Restate each of the lines given below, word for word.
--- start of Working data ---
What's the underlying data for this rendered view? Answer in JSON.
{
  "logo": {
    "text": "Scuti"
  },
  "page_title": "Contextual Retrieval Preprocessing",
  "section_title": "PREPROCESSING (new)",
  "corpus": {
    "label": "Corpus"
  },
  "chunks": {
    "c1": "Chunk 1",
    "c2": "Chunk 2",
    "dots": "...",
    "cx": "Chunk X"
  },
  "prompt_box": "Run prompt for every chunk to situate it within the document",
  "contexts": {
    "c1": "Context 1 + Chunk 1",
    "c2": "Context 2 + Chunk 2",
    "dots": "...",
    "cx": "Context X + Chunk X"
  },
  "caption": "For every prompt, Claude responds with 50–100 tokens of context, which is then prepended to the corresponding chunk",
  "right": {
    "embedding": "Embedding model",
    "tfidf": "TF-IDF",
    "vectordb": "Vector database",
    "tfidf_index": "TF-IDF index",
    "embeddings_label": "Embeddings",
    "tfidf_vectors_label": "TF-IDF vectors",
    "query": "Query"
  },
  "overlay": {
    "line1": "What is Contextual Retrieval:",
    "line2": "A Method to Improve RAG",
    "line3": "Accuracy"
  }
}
--- end of Working data ---
_Solution:_
What's the underlying data for this rendered view? Answer in JSON.
{
  "logo": {
    "text": "Scuti"
  },
  "page_title": "Contextual Retrieval Preprocessing",
  "section_title": "PREPROCESSING (new)",
  "corpus": {
    "label": "Corpus"
  },
  "chunks": {
    "c1": "Chunk 1",
    "c2": "Chunk 2",
    "dots": "...",
    "cx": "Chunk X"
  },
  "prompt_box": "Run prompt for every chunk to situate it within the document",
  "contexts": {
    "c1": "Context 1 + Chunk 1",
    "c2": "Context 2 + Chunk 2",
    "dots": "...",
    "cx": "Context X + Chunk X"
  },
  "caption": "For every prompt, Claude responds with 50–100 tokens of context, which is then prepended to the corresponding chunk",
  "right": {
    "embedding": "Embedding model",
    "tfidf": "TF-IDF",
    "vectordb": "Vector database",
    "tfidf_index": "TF-IDF index",
    "embeddings_label": "Embeddings",
    "tfidf_vectors_label": "TF-IDF vectors",
    "query": "Query"
  },
  "overlay": {
    "line1": "What is Contextual Retrieval:",
    "line2": "A Method to Improve RAG",
    "line3": "Accuracy"
  }
}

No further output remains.